>> Begin
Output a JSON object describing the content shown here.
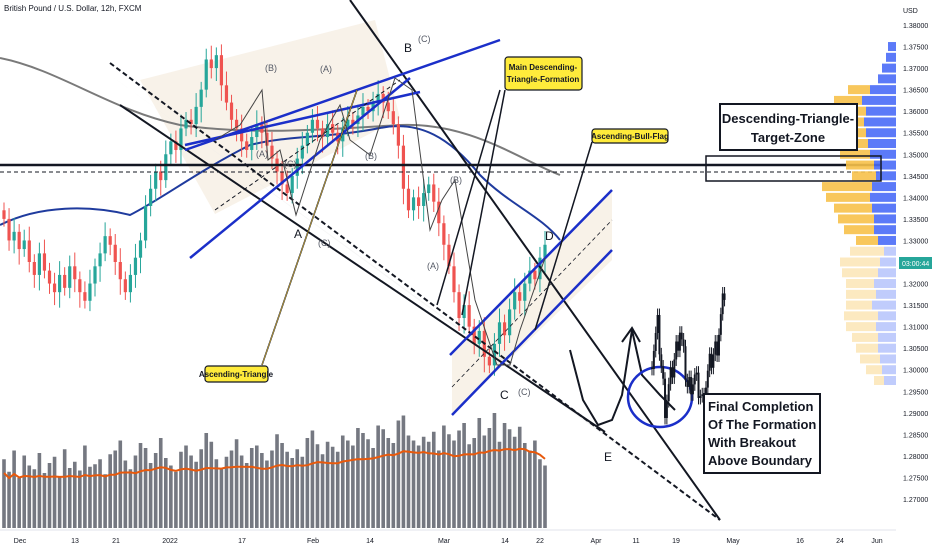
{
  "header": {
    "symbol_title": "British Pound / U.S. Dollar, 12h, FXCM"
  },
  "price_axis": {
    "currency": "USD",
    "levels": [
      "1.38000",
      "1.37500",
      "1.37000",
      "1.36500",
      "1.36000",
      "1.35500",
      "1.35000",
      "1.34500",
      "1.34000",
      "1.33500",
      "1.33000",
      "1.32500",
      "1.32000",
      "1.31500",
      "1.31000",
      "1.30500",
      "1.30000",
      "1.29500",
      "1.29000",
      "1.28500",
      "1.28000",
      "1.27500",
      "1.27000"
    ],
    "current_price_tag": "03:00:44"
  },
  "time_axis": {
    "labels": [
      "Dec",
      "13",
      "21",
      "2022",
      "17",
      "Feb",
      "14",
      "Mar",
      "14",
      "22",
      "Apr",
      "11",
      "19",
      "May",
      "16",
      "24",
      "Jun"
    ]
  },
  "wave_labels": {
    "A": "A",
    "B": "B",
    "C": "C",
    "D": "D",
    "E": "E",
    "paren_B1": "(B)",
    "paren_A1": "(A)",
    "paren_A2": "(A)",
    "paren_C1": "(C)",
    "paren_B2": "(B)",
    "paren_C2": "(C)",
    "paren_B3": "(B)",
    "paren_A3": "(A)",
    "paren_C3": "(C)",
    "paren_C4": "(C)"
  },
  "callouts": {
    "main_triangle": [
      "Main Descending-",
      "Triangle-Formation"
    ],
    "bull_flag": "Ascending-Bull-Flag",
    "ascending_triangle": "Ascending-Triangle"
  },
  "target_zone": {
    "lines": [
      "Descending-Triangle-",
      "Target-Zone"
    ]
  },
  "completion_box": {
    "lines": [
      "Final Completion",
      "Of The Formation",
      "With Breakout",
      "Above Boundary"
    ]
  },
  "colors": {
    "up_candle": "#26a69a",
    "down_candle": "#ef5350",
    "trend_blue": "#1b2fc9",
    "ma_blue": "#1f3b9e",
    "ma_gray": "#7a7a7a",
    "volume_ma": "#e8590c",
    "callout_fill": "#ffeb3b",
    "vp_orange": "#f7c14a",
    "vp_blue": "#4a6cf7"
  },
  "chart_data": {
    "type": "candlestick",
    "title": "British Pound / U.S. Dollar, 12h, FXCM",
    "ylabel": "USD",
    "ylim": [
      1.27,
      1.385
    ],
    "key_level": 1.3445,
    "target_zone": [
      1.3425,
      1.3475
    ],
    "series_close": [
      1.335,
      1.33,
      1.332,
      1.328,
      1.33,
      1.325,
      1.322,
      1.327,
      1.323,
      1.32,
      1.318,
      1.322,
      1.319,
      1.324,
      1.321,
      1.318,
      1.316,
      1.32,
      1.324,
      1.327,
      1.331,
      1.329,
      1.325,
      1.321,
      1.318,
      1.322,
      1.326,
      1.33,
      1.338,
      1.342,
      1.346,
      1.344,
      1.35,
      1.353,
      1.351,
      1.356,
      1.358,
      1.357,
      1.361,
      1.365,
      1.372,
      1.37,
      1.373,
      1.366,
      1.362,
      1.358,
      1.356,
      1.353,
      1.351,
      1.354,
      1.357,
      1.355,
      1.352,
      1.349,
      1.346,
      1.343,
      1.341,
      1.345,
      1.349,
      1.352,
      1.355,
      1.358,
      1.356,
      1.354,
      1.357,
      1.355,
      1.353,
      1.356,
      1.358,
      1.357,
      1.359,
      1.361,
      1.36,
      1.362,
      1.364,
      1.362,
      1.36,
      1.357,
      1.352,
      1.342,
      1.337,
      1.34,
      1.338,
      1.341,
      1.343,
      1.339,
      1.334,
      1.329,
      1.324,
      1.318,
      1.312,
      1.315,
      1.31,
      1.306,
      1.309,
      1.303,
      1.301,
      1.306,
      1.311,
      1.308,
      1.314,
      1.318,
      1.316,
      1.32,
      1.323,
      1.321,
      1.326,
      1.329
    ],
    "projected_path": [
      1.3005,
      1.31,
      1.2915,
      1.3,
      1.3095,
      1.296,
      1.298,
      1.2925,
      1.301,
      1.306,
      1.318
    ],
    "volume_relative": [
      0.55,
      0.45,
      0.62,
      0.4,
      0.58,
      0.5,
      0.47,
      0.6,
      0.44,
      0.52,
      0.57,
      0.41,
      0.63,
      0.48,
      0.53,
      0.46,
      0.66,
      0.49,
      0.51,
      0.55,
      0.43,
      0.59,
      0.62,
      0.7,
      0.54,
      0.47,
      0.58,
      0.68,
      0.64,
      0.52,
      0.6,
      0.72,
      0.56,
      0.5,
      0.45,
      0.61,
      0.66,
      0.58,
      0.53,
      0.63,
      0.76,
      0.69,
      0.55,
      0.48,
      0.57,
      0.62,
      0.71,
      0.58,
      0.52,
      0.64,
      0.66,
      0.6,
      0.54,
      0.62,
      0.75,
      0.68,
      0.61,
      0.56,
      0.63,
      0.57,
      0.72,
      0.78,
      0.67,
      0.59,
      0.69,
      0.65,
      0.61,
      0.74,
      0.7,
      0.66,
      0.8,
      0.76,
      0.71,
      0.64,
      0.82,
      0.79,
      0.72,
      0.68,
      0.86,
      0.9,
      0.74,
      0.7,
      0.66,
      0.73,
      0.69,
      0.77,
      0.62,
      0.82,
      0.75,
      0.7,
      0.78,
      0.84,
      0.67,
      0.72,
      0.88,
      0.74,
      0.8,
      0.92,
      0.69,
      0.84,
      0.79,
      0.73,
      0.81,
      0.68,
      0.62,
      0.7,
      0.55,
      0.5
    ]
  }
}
>> End
>> Begin
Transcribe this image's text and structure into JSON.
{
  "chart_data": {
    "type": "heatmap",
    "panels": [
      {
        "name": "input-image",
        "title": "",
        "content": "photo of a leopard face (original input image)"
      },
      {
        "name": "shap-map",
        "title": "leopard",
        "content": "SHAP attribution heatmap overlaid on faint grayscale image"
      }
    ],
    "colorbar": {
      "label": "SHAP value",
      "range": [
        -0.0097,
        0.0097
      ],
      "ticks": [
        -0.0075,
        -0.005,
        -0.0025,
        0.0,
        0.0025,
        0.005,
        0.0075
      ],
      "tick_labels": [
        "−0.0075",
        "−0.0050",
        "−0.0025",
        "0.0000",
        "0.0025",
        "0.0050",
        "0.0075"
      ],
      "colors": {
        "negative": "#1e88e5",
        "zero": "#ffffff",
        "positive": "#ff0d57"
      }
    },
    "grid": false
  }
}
>> End
Problem statement:
Copy all lines from the entries that contain the word "JSON".

Result:
Output a JSON object describing the content shown here.
Transcribe this image's text and structure into JSON.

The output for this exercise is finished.